TASK DESCRIPTION: Your task is to copy the listing exactly. Drop any pictures from the copy.

Entries with figure data:

.....

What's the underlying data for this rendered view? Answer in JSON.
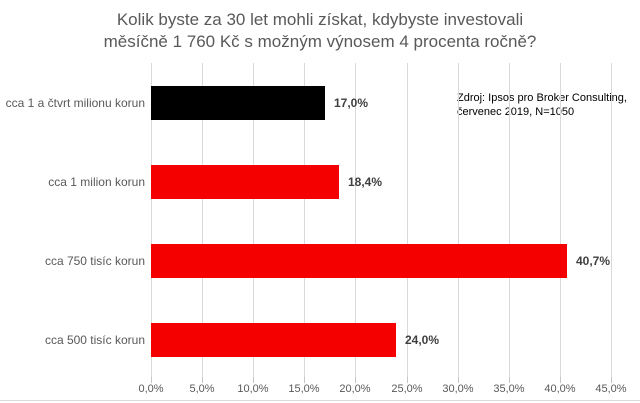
{
  "title": {
    "line1": "Kolik byste za 30 let mohli získat, kdybyste investovali",
    "line2": "měsíčně 1 760 Kč s možným výnosem 4 procenta ročně?"
  },
  "source": {
    "line1": "Zdroj: Ipsos pro Broker Consulting,",
    "line2": "červenec 2019, N=1050"
  },
  "chart_data": {
    "type": "bar",
    "orientation": "horizontal",
    "title": "Kolik byste za 30 let mohli získat, kdybyste investovali měsíčně 1 760 Kč s možným výnosem 4 procenta ročně?",
    "categories": [
      "cca 1 a čtvrt milionu korun",
      "cca 1 milion korun",
      "cca 750 tisíc korun",
      "cca 500 tisíc korun"
    ],
    "values": [
      17.0,
      18.4,
      40.7,
      24.0
    ],
    "value_labels": [
      "17,0%",
      "18,4%",
      "40,7%",
      "24,0%"
    ],
    "bar_colors": [
      "#000000",
      "#f40000",
      "#f40000",
      "#f40000"
    ],
    "xlim": [
      0,
      45
    ],
    "x_tick_values": [
      0,
      5,
      10,
      15,
      20,
      25,
      30,
      35,
      40,
      45
    ],
    "x_tick_labels": [
      "0,0%",
      "5,0%",
      "10,0%",
      "15,0%",
      "20,0%",
      "25,0%",
      "30,0%",
      "35,0%",
      "40,0%",
      "45,0%"
    ],
    "grid": true,
    "legend": false
  },
  "colors": {
    "grid": "#d9d9d9",
    "tick": "#c6c6c6",
    "axis_text": "#595959",
    "value_text": "#3f3f3f",
    "title_text": "#595959",
    "source_text": "#000000",
    "background": "#ffffff"
  }
}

.....

EXERCISE SOLUTION:
What's the underlying data for this rendered view? Answer in JSON.
{
  "title": {
    "line1": "Kolik byste za 30 let mohli získat, kdybyste investovali",
    "line2": "měsíčně 1 760 Kč s možným výnosem 4 procenta ročně?"
  },
  "source": {
    "line1": "Zdroj: Ipsos pro Broker Consulting,",
    "line2": "červenec 2019, N=1050"
  },
  "chart_data": {
    "type": "bar",
    "orientation": "horizontal",
    "title": "Kolik byste za 30 let mohli získat, kdybyste investovali měsíčně 1 760 Kč s možným výnosem 4 procenta ročně?",
    "categories": [
      "cca 1 a čtvrt milionu korun",
      "cca 1 milion korun",
      "cca 750 tisíc korun",
      "cca 500 tisíc korun"
    ],
    "values": [
      17.0,
      18.4,
      40.7,
      24.0
    ],
    "value_labels": [
      "17,0%",
      "18,4%",
      "40,7%",
      "24,0%"
    ],
    "bar_colors": [
      "#000000",
      "#f40000",
      "#f40000",
      "#f40000"
    ],
    "xlim": [
      0,
      45
    ],
    "x_tick_values": [
      0,
      5,
      10,
      15,
      20,
      25,
      30,
      35,
      40,
      45
    ],
    "x_tick_labels": [
      "0,0%",
      "5,0%",
      "10,0%",
      "15,0%",
      "20,0%",
      "25,0%",
      "30,0%",
      "35,0%",
      "40,0%",
      "45,0%"
    ],
    "grid": true,
    "legend": false
  },
  "colors": {
    "grid": "#d9d9d9",
    "tick": "#c6c6c6",
    "axis_text": "#595959",
    "value_text": "#3f3f3f",
    "title_text": "#595959",
    "source_text": "#000000",
    "background": "#ffffff"
  }
}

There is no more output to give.